Format the part of the entries that opens with the line containing "Patent image size: (880, 501)." and closes with the line containing "The ratchet-wheel q is at (668, 178)." as a two-column CSV with the headers "description" and "positions". Give one row per entry, with each value in a single quoted field and its line breaks replaced by spaces.

(Stored entries)
------------
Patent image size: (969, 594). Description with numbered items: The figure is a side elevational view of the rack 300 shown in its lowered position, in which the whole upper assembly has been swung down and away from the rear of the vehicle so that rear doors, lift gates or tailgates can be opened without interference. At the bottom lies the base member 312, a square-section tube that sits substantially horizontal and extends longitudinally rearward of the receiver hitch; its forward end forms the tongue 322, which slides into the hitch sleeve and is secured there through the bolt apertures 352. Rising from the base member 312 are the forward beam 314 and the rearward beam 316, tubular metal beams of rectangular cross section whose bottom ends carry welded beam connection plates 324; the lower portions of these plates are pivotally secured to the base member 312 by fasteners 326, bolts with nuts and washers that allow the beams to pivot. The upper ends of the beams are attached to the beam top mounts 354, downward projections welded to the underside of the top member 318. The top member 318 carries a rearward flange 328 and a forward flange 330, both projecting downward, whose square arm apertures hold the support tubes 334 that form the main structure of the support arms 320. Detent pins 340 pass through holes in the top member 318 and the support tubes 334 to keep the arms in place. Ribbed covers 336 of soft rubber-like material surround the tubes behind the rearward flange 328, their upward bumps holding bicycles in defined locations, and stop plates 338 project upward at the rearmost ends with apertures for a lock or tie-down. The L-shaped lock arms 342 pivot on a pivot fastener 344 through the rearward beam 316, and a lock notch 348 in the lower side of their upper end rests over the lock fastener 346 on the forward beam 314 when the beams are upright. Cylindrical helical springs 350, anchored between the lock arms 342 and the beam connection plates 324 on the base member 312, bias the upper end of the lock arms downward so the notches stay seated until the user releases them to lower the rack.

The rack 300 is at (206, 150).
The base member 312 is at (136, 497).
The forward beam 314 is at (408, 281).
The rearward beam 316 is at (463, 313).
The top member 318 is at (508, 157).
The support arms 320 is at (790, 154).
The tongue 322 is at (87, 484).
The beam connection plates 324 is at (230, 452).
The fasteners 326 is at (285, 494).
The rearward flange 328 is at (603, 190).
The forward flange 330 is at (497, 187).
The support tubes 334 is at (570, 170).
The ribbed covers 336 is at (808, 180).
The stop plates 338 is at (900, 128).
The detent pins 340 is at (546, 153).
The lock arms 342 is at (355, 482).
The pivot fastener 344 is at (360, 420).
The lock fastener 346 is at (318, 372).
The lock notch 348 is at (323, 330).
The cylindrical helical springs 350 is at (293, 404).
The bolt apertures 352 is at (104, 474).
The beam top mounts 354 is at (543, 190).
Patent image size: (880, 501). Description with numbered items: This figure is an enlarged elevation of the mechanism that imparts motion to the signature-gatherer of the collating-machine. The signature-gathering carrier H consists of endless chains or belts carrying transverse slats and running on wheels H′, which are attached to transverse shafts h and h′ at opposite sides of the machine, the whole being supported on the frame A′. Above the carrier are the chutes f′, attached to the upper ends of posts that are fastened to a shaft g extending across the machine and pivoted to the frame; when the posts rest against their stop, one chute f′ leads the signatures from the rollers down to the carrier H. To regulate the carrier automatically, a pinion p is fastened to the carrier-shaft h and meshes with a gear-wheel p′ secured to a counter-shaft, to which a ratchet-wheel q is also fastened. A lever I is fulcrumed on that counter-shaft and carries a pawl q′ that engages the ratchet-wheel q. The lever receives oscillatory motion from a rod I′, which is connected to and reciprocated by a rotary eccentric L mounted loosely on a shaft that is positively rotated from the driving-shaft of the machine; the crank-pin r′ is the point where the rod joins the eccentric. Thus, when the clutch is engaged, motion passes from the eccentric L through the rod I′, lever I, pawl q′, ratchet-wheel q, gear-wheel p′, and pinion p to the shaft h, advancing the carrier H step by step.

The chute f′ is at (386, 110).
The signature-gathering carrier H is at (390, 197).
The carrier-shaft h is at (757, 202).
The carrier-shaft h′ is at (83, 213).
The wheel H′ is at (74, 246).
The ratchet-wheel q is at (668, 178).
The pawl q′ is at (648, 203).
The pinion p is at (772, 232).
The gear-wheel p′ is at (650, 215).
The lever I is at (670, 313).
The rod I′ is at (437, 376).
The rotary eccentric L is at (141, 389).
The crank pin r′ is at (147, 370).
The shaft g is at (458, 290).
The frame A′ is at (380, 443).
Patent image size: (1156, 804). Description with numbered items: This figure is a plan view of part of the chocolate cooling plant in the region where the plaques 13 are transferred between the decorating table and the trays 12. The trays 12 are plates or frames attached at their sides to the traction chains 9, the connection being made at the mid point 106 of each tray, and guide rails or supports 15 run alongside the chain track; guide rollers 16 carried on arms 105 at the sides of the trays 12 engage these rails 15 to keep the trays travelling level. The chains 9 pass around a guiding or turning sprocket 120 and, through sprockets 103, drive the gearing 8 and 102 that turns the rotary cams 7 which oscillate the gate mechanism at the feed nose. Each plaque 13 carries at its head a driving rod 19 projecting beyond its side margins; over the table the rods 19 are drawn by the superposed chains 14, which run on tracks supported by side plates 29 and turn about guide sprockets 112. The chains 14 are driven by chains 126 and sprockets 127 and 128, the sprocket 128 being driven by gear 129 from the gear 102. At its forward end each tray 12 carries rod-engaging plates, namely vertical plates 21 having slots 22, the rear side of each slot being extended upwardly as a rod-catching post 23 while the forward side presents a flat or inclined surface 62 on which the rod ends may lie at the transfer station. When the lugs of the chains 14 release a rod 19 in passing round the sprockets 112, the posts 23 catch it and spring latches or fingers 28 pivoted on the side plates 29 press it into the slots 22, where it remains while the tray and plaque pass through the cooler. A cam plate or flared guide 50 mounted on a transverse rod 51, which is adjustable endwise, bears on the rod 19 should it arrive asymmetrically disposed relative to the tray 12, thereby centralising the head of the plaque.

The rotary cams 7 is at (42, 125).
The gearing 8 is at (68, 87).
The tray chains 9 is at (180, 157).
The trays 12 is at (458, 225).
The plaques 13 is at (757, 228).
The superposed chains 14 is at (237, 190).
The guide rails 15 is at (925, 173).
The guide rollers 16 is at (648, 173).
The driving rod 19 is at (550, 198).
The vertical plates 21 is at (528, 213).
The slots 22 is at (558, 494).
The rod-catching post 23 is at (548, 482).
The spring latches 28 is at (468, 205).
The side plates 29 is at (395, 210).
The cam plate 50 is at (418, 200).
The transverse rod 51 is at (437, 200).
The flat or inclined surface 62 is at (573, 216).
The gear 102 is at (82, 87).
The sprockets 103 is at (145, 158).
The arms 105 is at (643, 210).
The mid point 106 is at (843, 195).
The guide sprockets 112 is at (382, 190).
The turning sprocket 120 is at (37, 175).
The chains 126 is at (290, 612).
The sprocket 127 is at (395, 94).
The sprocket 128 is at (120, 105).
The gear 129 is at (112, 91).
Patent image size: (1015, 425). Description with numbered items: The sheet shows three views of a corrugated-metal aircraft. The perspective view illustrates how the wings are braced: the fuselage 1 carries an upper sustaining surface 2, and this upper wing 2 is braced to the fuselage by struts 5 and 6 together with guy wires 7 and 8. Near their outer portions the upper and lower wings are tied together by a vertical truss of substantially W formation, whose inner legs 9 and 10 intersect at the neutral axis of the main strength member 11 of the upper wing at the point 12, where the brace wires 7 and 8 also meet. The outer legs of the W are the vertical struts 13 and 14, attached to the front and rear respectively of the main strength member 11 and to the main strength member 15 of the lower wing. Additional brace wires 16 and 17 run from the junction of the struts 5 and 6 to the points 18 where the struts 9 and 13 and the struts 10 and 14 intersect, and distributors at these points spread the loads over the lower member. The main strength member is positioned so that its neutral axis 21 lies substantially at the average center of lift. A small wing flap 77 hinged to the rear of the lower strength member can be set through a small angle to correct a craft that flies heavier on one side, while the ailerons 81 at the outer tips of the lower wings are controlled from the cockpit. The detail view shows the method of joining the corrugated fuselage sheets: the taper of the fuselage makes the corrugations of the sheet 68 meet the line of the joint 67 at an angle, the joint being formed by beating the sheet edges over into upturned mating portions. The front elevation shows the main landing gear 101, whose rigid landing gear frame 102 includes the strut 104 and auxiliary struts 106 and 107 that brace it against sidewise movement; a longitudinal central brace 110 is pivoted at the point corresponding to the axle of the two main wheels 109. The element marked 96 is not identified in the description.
------------
CORRECT RESULT:
description,positions
"Patent image size: (880, 501). Description with numbered items: This figure is an enlarged elevation of the mechanism that imparts motion to the signature-gatherer of the collating-machine. The signature-gathering carrier H consists of endless chains or belts carrying transverse slats and running on wheels H′, which are attached to transverse shafts h and h′ at opposite sides of the machine, the whole being supported on the frame A′. Above the carrier are the chutes f′, attached to the upper ends of posts that are fastened to a shaft g extending across the machine and pivoted to the frame; when the posts rest against their stop, one chute f′ leads the signatures from the rollers down to the carrier H. To regulate the carrier automatically, a pinion p is fastened to the carrier-shaft h and meshes with a gear-wheel p′ secured to a counter-shaft, to which a ratchet-wheel q is also fastened. A lever I is fulcrumed on that counter-shaft and carries a pawl q′ that engages the ratchet-wheel q. The lever receives oscillatory motion from a rod I′, which is connected to and reciprocated by a rotary eccentric L mounted loosely on a shaft that is positively rotated from the driving-shaft of the machine; the crank-pin r′ is the point where the rod joins the eccentric. Thus, when the clutch is engaged, motion passes from the eccentric L through the rod I′, lever I, pawl q′, ratchet-wheel q, gear-wheel p′, and pinion p to the shaft h, advancing the carrier H step by step.","The chute f′ is at (386, 110). The signature-gathering carrier H is at (390, 197). The carrier-shaft h is at (757, 202). The carrier-shaft h′ is at (83, 213). The wheel H′ is at (74, 246). The ratchet-wheel q is at (668, 178)."